Stored entries

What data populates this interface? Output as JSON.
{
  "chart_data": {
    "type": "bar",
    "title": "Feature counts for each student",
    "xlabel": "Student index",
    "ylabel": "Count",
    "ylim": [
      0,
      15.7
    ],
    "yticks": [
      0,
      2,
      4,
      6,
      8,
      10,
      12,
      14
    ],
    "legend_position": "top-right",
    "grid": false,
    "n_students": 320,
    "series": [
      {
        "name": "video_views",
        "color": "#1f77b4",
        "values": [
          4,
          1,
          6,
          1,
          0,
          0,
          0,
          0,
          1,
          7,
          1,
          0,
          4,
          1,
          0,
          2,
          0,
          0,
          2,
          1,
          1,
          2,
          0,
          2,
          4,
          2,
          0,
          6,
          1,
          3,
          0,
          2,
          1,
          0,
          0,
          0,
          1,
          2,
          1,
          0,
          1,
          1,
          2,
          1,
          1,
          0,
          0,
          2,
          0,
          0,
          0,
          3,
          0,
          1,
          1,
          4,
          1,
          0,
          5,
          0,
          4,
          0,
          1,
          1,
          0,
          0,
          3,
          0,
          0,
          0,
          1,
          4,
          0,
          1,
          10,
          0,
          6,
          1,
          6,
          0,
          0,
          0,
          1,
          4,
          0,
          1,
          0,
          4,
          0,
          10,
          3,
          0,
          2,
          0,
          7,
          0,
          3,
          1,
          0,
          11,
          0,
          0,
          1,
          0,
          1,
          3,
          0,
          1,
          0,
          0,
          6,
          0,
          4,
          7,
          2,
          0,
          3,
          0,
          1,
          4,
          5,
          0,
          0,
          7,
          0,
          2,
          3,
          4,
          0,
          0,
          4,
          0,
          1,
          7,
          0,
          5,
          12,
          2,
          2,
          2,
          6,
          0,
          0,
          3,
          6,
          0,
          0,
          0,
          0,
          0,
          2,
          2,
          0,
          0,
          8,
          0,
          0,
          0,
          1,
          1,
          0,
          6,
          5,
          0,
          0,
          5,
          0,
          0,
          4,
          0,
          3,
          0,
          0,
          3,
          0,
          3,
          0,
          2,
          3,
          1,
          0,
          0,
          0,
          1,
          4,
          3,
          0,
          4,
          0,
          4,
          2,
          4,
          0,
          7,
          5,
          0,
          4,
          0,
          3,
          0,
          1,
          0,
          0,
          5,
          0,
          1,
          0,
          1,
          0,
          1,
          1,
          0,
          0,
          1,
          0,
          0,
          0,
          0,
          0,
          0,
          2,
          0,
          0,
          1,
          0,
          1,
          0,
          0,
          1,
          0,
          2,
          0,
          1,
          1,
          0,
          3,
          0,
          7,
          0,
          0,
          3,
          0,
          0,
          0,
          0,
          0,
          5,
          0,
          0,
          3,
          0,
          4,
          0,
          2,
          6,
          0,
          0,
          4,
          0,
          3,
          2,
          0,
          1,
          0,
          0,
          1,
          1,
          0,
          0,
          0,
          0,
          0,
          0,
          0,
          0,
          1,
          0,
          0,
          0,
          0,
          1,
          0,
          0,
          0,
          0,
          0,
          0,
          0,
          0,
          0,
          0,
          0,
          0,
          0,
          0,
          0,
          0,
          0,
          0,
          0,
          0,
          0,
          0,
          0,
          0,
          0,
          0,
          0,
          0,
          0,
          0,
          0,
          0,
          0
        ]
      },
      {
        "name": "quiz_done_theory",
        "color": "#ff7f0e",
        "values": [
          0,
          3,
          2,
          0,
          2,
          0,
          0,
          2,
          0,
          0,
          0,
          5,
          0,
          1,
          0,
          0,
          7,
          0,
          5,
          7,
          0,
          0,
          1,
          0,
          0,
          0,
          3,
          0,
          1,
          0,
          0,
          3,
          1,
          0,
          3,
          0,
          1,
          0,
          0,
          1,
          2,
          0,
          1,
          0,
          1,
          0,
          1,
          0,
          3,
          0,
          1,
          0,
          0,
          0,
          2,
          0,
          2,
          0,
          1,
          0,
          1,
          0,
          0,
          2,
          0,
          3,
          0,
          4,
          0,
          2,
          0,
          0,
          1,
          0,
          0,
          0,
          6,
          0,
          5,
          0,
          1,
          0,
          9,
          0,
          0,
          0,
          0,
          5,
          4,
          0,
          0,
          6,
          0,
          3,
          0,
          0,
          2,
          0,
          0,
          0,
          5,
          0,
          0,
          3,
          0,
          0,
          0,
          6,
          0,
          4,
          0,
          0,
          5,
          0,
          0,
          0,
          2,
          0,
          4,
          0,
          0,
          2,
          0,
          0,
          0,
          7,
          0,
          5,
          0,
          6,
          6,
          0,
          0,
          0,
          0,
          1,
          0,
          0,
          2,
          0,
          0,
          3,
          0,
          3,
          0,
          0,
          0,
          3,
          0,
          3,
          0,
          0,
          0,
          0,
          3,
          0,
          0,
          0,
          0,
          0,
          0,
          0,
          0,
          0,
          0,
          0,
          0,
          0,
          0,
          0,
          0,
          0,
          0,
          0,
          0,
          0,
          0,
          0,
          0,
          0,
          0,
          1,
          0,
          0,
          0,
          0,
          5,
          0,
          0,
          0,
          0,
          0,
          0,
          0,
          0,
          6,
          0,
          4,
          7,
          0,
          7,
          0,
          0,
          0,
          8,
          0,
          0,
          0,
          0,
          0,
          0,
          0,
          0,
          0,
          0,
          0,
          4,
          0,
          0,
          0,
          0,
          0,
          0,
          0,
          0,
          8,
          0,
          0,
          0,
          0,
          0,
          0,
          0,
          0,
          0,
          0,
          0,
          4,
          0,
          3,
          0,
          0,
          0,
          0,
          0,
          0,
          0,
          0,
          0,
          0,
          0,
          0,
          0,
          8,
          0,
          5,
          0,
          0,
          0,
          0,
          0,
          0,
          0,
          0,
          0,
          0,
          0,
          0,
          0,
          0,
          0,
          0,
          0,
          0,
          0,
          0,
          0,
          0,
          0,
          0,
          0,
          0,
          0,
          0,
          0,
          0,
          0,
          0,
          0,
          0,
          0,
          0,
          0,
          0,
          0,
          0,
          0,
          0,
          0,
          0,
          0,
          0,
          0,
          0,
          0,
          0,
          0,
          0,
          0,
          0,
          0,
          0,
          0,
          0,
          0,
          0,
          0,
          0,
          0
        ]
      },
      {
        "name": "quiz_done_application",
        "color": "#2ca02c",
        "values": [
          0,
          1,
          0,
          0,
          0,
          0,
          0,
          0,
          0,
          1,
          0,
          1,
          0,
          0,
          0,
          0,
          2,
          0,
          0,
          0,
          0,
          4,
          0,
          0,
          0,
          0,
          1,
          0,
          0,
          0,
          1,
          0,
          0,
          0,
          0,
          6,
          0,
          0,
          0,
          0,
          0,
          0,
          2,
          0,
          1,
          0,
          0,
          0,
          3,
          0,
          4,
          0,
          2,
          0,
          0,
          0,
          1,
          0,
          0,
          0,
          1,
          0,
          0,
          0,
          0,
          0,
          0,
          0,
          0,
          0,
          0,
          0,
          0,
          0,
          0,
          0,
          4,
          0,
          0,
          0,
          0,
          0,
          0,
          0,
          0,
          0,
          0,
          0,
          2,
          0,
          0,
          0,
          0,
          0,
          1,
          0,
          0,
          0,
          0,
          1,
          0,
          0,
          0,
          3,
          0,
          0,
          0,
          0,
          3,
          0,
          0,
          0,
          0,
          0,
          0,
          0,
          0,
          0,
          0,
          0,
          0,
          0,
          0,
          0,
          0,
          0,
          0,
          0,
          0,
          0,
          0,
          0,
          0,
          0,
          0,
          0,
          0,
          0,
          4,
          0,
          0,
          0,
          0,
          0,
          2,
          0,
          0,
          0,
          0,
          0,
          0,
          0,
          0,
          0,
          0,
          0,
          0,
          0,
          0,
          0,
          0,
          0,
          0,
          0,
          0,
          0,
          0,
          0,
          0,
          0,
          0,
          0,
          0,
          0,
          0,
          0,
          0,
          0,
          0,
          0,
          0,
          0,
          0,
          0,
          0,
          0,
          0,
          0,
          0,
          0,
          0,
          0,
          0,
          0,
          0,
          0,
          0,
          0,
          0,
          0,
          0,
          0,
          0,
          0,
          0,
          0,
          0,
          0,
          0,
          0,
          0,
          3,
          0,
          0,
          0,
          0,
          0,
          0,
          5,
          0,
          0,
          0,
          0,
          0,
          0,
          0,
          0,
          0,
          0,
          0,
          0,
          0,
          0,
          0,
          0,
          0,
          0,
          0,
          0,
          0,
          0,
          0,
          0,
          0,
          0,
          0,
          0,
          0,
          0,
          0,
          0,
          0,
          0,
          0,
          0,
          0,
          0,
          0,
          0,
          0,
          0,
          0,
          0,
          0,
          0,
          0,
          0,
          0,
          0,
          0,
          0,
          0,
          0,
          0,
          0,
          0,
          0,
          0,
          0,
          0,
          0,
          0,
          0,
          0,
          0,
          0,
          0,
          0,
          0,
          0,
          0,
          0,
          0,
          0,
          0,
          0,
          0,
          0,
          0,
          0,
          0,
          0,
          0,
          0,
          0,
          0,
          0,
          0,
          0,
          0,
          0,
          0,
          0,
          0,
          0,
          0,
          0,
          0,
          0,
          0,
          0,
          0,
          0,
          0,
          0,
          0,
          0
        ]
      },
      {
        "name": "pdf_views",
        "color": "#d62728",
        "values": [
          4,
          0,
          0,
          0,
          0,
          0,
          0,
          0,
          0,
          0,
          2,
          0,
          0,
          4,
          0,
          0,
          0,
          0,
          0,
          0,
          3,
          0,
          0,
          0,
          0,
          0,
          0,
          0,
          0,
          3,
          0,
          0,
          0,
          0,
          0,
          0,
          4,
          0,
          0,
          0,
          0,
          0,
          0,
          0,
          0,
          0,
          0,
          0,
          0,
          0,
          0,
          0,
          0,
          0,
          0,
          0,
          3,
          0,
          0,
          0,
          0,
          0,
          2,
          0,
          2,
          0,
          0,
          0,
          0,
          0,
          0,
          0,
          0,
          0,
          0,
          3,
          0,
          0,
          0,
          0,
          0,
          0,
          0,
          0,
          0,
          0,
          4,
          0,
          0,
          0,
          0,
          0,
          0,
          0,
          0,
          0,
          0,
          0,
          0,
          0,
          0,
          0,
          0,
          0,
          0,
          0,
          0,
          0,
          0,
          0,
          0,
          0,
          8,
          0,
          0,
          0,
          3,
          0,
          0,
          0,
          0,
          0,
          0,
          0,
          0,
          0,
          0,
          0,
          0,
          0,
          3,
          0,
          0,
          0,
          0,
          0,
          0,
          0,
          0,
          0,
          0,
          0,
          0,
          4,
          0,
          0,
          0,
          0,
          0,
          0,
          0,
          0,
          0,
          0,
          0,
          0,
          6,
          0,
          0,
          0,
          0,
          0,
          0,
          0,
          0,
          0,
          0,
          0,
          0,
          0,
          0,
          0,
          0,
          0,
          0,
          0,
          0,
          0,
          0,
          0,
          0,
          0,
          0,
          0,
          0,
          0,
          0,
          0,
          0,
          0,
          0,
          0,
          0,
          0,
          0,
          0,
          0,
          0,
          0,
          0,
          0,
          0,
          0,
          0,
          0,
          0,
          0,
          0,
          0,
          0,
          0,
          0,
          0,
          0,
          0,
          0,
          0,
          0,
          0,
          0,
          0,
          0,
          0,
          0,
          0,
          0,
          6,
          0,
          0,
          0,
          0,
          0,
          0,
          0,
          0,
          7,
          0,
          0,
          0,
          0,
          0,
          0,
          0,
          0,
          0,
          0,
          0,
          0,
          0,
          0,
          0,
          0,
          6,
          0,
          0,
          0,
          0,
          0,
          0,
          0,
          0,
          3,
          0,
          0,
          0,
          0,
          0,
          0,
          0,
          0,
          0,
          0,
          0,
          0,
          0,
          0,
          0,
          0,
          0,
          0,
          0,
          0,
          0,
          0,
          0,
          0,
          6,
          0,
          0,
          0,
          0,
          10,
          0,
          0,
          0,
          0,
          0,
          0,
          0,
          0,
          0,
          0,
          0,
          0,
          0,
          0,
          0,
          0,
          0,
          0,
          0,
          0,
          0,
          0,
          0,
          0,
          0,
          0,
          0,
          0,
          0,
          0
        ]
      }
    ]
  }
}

Instruction: Count every line in the listing above that holds "color", then report only the count.

Right answer: 4